# TASK TO CARRY OUT:
Go through the material below and copy each line where the word "giữa" appears.

# MATERIAL PROVIDED:
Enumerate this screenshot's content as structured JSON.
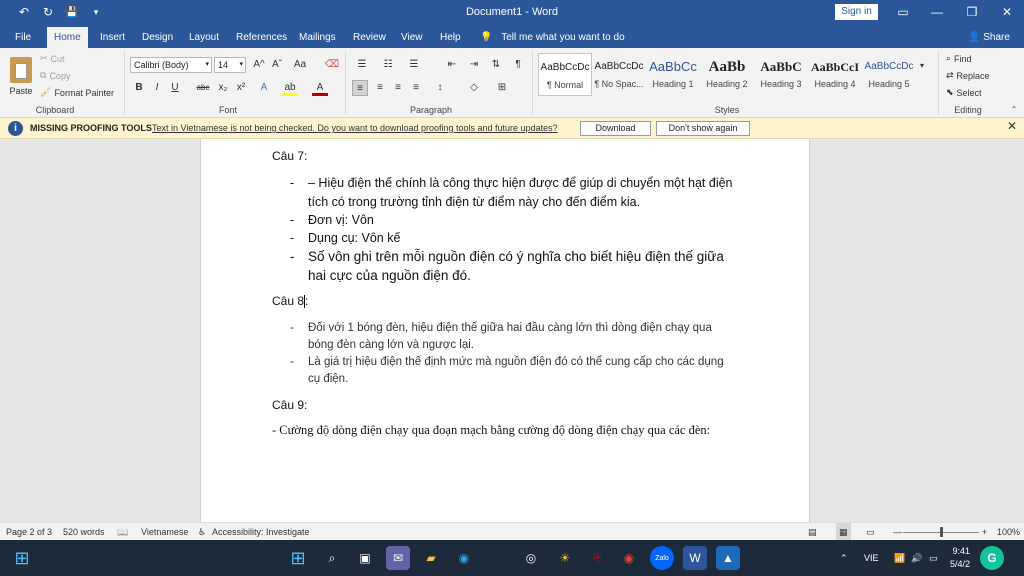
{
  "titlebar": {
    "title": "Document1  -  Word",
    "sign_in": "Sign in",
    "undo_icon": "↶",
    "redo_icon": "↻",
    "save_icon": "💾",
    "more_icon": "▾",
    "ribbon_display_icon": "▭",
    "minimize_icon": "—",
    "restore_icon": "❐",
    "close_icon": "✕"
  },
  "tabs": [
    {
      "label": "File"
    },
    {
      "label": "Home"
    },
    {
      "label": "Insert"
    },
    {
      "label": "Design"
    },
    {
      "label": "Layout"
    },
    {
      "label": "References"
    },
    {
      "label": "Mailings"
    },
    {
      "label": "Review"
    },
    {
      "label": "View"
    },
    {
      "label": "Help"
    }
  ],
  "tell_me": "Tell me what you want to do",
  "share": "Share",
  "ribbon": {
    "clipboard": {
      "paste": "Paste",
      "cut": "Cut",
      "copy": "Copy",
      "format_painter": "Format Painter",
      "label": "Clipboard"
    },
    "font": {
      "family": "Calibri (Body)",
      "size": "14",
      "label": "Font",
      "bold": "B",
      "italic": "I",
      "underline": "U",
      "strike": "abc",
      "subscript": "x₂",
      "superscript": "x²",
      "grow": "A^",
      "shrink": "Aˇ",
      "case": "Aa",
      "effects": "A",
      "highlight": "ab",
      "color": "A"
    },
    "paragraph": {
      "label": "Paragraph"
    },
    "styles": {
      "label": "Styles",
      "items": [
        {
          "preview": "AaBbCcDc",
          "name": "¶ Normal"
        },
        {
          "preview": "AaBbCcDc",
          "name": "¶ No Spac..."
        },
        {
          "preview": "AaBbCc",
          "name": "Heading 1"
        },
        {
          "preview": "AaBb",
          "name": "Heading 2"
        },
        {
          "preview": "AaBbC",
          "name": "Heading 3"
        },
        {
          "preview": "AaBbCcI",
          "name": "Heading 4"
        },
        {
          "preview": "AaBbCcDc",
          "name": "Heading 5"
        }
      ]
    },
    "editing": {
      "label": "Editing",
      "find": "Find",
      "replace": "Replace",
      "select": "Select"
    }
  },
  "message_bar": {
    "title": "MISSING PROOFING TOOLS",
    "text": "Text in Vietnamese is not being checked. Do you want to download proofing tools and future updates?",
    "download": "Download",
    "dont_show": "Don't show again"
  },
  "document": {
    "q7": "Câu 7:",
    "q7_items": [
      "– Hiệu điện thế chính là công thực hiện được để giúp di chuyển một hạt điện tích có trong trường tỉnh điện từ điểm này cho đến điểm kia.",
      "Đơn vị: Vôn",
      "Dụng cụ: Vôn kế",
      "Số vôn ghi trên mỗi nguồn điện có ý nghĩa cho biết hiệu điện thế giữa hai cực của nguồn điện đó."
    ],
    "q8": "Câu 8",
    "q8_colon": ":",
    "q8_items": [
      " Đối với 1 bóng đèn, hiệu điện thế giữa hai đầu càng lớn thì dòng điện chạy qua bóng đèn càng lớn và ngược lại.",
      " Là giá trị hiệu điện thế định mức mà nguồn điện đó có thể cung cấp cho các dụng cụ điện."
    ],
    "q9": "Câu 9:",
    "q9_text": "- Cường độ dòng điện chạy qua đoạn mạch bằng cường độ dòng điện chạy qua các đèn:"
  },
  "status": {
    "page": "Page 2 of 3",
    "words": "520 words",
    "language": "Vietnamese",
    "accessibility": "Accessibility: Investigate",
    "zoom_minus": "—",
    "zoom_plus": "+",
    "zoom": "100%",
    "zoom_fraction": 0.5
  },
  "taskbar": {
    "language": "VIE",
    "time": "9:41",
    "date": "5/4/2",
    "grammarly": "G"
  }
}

# SOLUTION TO THIS TASK:
      "Số vôn ghi trên mỗi nguồn điện có ý nghĩa cho biết hiệu điện thế giữa hai cực của nguồn điện đó."
      " Đối với 1 bóng đèn, hiệu điện thế giữa hai đầu càng lớn thì dòng điện chạy qua bóng đèn càng lớn và ngược lại.",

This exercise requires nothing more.